## Text excerpt
---------------

JUAREZ, Mexico (Border Report) – With a child by her side and backpacks with clothes lying on a bench, Juana buries her pride and asks motorists headed for the United States for “solidarity.”

The few coins that come her way will keep them from going hungry; a couple of dozen pesos a male friend will earn that day selling candy in Downtown Juarez will provide a roof over their heads during the coming night in which freezing temperatures were in the forecast.

“It is not easy. It is surviving,” the Honduran migrant says while putting her arm around the child’s shoulders. “It was a big risk coming here. But there are no jobs in my country. There are no options.”

Across the street, Miguel holds a sign saying, “Hello, we are migrants from Venezuela. Help us with any blessing. Thank you.” When the drivers ignore him, Miguel just smiles.

A Venezuelan migrant holds a sign asking passing motorists in Juarez, Mexico, for “blessings.” (Border Report photo)

---------------

## Problem set
[A] Could you rewrite the paragraph in the Border Report excerpt on migrants in Juarez that begins "The few coins that come her way" as a short bulleted list that keeps its main facts?
[B] How would the Border Report excerpt on migrants in Juarez go on after its final photo caption? Write the next few paragraphs in the same news style.

---------------

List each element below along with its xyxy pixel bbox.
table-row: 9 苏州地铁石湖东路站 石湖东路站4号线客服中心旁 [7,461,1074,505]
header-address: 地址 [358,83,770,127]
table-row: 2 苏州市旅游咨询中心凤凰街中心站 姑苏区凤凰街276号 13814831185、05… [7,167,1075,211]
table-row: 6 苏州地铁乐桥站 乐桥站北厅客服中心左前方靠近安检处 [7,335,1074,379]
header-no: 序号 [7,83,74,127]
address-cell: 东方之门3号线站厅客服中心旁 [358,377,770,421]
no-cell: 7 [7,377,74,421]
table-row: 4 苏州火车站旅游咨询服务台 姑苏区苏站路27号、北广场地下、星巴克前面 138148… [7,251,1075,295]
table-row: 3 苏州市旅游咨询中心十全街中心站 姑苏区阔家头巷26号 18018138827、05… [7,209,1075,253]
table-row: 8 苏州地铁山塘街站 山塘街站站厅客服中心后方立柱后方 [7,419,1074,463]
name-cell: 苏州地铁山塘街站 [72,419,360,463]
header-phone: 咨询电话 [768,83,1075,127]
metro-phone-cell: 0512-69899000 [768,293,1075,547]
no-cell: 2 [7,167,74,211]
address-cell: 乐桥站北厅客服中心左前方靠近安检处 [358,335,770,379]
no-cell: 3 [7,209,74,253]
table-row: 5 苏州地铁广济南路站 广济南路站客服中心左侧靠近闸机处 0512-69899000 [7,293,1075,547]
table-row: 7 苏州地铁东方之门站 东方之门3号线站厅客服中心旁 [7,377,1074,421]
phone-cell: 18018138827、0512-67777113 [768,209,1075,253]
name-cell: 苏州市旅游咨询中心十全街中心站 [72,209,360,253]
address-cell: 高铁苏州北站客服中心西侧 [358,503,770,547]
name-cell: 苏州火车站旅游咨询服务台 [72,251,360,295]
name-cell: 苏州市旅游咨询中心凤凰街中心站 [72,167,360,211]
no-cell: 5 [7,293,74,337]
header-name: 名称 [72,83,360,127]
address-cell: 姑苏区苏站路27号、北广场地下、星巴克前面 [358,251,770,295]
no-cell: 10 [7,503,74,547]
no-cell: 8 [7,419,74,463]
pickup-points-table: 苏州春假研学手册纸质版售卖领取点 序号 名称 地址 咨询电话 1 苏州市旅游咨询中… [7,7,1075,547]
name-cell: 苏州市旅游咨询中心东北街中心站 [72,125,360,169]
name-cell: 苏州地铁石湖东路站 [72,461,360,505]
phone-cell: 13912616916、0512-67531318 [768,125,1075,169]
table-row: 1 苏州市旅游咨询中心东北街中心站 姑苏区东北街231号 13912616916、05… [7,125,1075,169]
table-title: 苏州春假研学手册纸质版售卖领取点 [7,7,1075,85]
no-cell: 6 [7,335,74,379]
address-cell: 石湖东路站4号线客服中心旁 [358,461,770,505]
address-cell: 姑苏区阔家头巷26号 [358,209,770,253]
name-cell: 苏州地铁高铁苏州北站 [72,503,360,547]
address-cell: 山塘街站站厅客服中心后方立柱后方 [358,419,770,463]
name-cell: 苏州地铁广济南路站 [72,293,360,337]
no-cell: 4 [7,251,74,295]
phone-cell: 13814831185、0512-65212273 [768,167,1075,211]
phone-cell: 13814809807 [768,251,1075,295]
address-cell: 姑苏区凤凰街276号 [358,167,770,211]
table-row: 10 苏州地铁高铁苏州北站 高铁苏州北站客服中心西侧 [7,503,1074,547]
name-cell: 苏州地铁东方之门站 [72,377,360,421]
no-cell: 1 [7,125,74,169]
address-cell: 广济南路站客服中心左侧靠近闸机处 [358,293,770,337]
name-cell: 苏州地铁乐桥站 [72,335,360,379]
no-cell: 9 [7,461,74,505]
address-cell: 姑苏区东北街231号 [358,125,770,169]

---------------

## Answers to the exercise
[A]
- The few coins Juana receives will keep her and the child from going hungry.
- A male friend will earn a couple of dozen pesos that day selling candy in Downtown Juarez.
- That money will pay for a roof over their heads for the coming night.
- Freezing temperatures were forecast for that night.

[B]
“We just want to eat a little. The shelters are full, and we need to get enough for a hotel, so our children don’t go cold tonight,” the migrant in his 20s says while his wife sits on a concrete block and feeds their daughter. Asked if people have been unkind to him, Miguel thinks about the question, then smiles again. “People in Juarez have helped us with little coins, a blanket, sometimes they bring us food,” he says.

Both families, one from South America, the other from the Northern Triangle of Central America, came to the U.S.-Mexico border last Monday expecting the United States to end the Title 42 public health policy last Wednesday. When that did not happen, and they were unable to request asylum in the U.S., they were stuck penniless thousands of miles from home. They are now among the dozen or so migrants spotted this week in Juarez asking El Paso, Texas-bound drivers for moneditas (spare change) for survival.

“It’s a tragic situation,” said Dylan Corbett, executive director of El Paso’s Hope Border Institute. “Title 42 is unsustainable for law enforcement and most of all it’s unsustainable for the vulnerable people who need protection and need to access asylum.”

A federal judge in November vacated the Trump-era public health rule that has allowed border agents to expel more than 2 million migrants since 2020. The Biden administration asked for a Dec. 21 delay and got it, then a coalition of Republican attorneys general took their case to keep Title 42 in place to the Supreme Court and got a Christmas reprieve.

As of Thursday, Title 42 was keeping Venezuelans and most Central Americans from crossing the Rio Grande into the United States without risking expulsion.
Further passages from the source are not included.